======== Dataset entries

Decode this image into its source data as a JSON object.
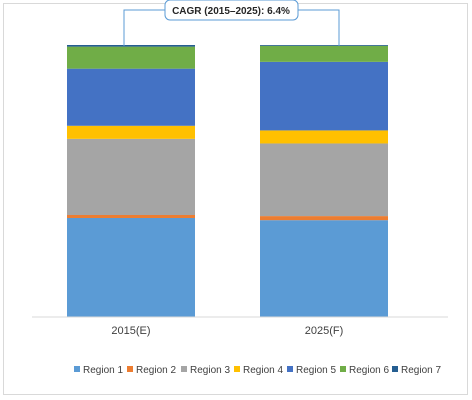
{
  "chart_data": {
    "type": "bar",
    "stacked": true,
    "normalized": true,
    "categories": [
      "2015(E)",
      "2025(F)"
    ],
    "series": [
      {
        "name": "Region 1",
        "color": "#5b9bd5",
        "values": [
          36.4,
          35.6
        ]
      },
      {
        "name": "Region 2",
        "color": "#ed7d31",
        "values": [
          1.1,
          1.5
        ]
      },
      {
        "name": "Region 3",
        "color": "#a5a5a5",
        "values": [
          28.0,
          26.7
        ]
      },
      {
        "name": "Region 4",
        "color": "#ffc000",
        "values": [
          4.8,
          4.8
        ]
      },
      {
        "name": "Region 5",
        "color": "#4472c4",
        "values": [
          21.0,
          25.2
        ]
      },
      {
        "name": "Region 6",
        "color": "#70ad47",
        "values": [
          8.1,
          5.9
        ]
      },
      {
        "name": "Region 7",
        "color": "#255e91",
        "values": [
          0.6,
          0.3
        ]
      }
    ],
    "ylim": [
      0,
      100
    ],
    "grid": false,
    "legend_position": "bottom",
    "annotation": "CAGR (2015–2025): 6.4%"
  }
}
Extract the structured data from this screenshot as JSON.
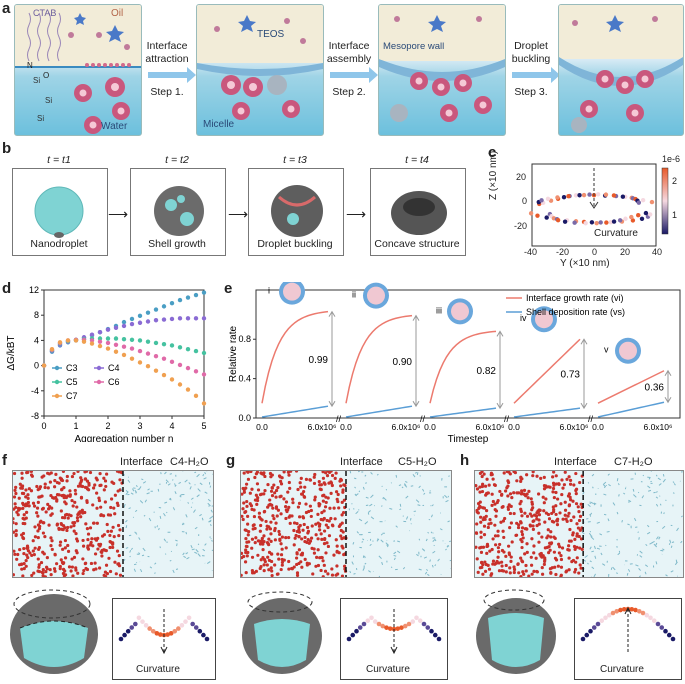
{
  "panels": {
    "a": {
      "label": "a",
      "labels": {
        "ctab": "CTAB",
        "oil": "Oil",
        "water": "Water",
        "teos": "TEOS",
        "micelle": "Micelle",
        "mesopore": "Mesopore wall",
        "n": "N",
        "o": "O",
        "si": "Si"
      },
      "steps": [
        {
          "title": "Interface attraction",
          "step": "Step 1."
        },
        {
          "title": "Interface assembly",
          "step": "Step 2."
        },
        {
          "title": "Droplet buckling",
          "step": "Step 3."
        }
      ]
    },
    "b": {
      "label": "b",
      "frames": [
        {
          "time": "t = t1",
          "caption": "Nanodroplet"
        },
        {
          "time": "t = t2",
          "caption": "Shell growth"
        },
        {
          "time": "t = t3",
          "caption": "Droplet buckling"
        },
        {
          "time": "t = t4",
          "caption": "Concave structure"
        }
      ]
    },
    "c": {
      "label": "c",
      "xlabel": "Y (×10 nm)",
      "ylabel": "Z (×10 nm)",
      "inner": "Curvature",
      "colorbar": {
        "exp": "1e-6",
        "ticks": [
          "2",
          "1"
        ]
      },
      "xticks": [
        "-40",
        "-20",
        "0",
        "20",
        "40"
      ],
      "yticks": [
        "20",
        "0",
        "-20"
      ]
    },
    "d": {
      "label": "d"
    },
    "e": {
      "label": "e"
    },
    "f": {
      "label": "f",
      "interface": "Interface",
      "tag": "C4-H₂O",
      "curv": "Curvature"
    },
    "g": {
      "label": "g",
      "interface": "Interface",
      "tag": "C5-H₂O",
      "curv": "Curvature"
    },
    "h": {
      "label": "h",
      "interface": "Interface",
      "tag": "C7-H₂O",
      "curv": "Curvature"
    }
  },
  "colors": {
    "teal": "#8fd8d8",
    "red": "#e8665a",
    "blue": "#5a9ed6",
    "navy": "#1a1a66"
  },
  "chart_data": [
    {
      "id": "d",
      "type": "line",
      "xlabel": "Aggregation number n",
      "ylabel": "ΔG/kBT",
      "xlim": [
        0,
        5
      ],
      "ylim": [
        -8,
        12
      ],
      "xticks": [
        "0",
        "1",
        "2",
        "3",
        "4",
        "5"
      ],
      "yticks": [
        "-8",
        "-4",
        "0",
        "4",
        "8",
        "12"
      ],
      "x": [
        0,
        0.25,
        0.5,
        0.75,
        1,
        1.25,
        1.5,
        1.75,
        2,
        2.25,
        2.5,
        2.75,
        3,
        3.25,
        3.5,
        3.75,
        4,
        4.25,
        4.5,
        4.75,
        5
      ],
      "series": [
        {
          "name": "C3",
          "color": "#4a9ec4",
          "values": [
            0,
            2.2,
            3.2,
            3.7,
            4.0,
            4.4,
            4.8,
            5.3,
            5.8,
            6.3,
            6.9,
            7.4,
            7.9,
            8.4,
            8.9,
            9.4,
            9.9,
            10.4,
            10.8,
            11.2,
            11.6
          ]
        },
        {
          "name": "C4",
          "color": "#8a6bd4",
          "values": [
            0,
            2.3,
            3.3,
            3.8,
            4.1,
            4.5,
            4.9,
            5.3,
            5.7,
            6.0,
            6.3,
            6.6,
            6.8,
            7.0,
            7.2,
            7.3,
            7.4,
            7.5,
            7.5,
            7.5,
            7.5
          ]
        },
        {
          "name": "C5",
          "color": "#45c2a0",
          "values": [
            0,
            2.4,
            3.5,
            3.9,
            4.1,
            4.2,
            4.3,
            4.3,
            4.3,
            4.3,
            4.2,
            4.1,
            4.0,
            3.8,
            3.6,
            3.4,
            3.2,
            2.9,
            2.6,
            2.3,
            2.0
          ]
        },
        {
          "name": "C6",
          "color": "#e06aa8",
          "values": [
            0,
            2.5,
            3.6,
            4.0,
            4.1,
            4.1,
            4.0,
            3.8,
            3.6,
            3.3,
            3.0,
            2.7,
            2.3,
            1.9,
            1.5,
            1.1,
            0.6,
            0.1,
            -0.4,
            -0.9,
            -1.4
          ]
        },
        {
          "name": "C7",
          "color": "#f0a050",
          "values": [
            0,
            2.6,
            3.7,
            4.0,
            4.0,
            3.8,
            3.5,
            3.1,
            2.7,
            2.2,
            1.7,
            1.1,
            0.5,
            -0.1,
            -0.8,
            -1.5,
            -2.2,
            -3.0,
            -3.8,
            -4.8,
            -6.0
          ]
        }
      ]
    },
    {
      "id": "e",
      "type": "line",
      "xlabel": "Timestep",
      "ylabel": "Relative rate",
      "yticks": [
        "0.0",
        "0.4",
        "0.8"
      ],
      "xtick0": "0.0",
      "xtick1": "6.0x10⁶",
      "legend": [
        {
          "name": "Interface growth rate (vi)",
          "color": "#ec7a6e"
        },
        {
          "name": "Shell deposition rate (vs)",
          "color": "#5a9ed6"
        }
      ],
      "segments": [
        {
          "roman": "i",
          "ratio": 0.99,
          "growth_end": 1.08,
          "deposit_end": 0.12
        },
        {
          "roman": "ii",
          "ratio": 0.9,
          "growth_end": 1.04,
          "deposit_end": 0.12
        },
        {
          "roman": "iii",
          "ratio": 0.82,
          "growth_end": 0.88,
          "deposit_end": 0.1
        },
        {
          "roman": "iv",
          "ratio": 0.73,
          "growth_end": 0.8,
          "deposit_end": 0.1
        },
        {
          "roman": "v",
          "ratio": 0.36,
          "growth_end": 0.48,
          "deposit_end": 0.16
        }
      ]
    }
  ]
}
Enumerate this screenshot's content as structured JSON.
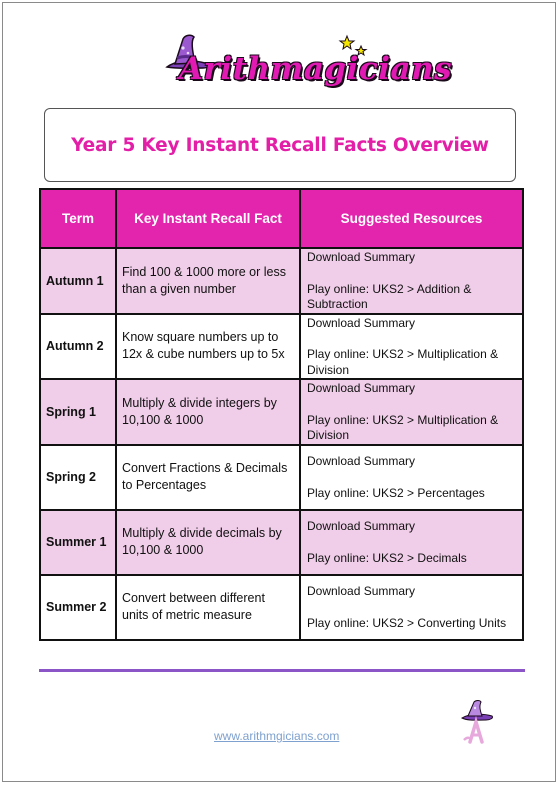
{
  "logo": {
    "text": "Arithmagicians"
  },
  "title": "Year 5 Key Instant Recall Facts Overview",
  "table": {
    "headers": [
      "Term",
      "Key Instant Recall Fact",
      "Suggested Resources"
    ],
    "rows": [
      {
        "term": "Autumn 1",
        "fact": "Find 100 & 1000 more or less than a given number",
        "download": "Download Summary",
        "play": "Play online: UKS2 > Addition & Subtraction"
      },
      {
        "term": "Autumn 2",
        "fact": "Know square numbers up to 12x & cube numbers up to 5x",
        "download": "Download Summary",
        "play": "Play online: UKS2 > Multiplication & Division"
      },
      {
        "term": "Spring 1",
        "fact": "Multiply & divide integers by 10,100 & 1000",
        "download": "Download Summary",
        "play": "Play online: UKS2 > Multiplication & Division"
      },
      {
        "term": "Spring 2",
        "fact": "Convert Fractions & Decimals to Percentages",
        "download": "Download Summary",
        "play": "Play online: UKS2 > Percentages"
      },
      {
        "term": "Summer 1",
        "fact": "Multiply & divide decimals by 10,100 & 1000",
        "download": "Download Summary",
        "play": "Play online: UKS2 > Decimals"
      },
      {
        "term": "Summer 2",
        "fact": "Convert between different units of metric measure",
        "download": "Download Summary",
        "play": "Play online: UKS2 > Converting Units"
      }
    ]
  },
  "footer": {
    "website": "www.arithmgicians.com"
  },
  "colors": {
    "accent": "#e325ad",
    "row_shade": "#f0cde8",
    "divider": "#8b55c7",
    "hat": "#9b59d0"
  },
  "icons": {
    "header_logo": "wizard-hat-icon",
    "footer_logo": "wizard-hat-a-icon"
  }
}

================

- **Exercise instructions**
Check each line of the entries above for the word "online". List the ones that have it.

- **Solved problem**
        "play": "Play online: UKS2 > Addition & Subtraction"
        "play": "Play online: UKS2 > Multiplication & Division"
        "play": "Play online: UKS2 > Multiplication & Division"
        "play": "Play online: UKS2 > Percentages"
        "play": "Play online: UKS2 > Decimals"
        "play": "Play online: UKS2 > Converting Units"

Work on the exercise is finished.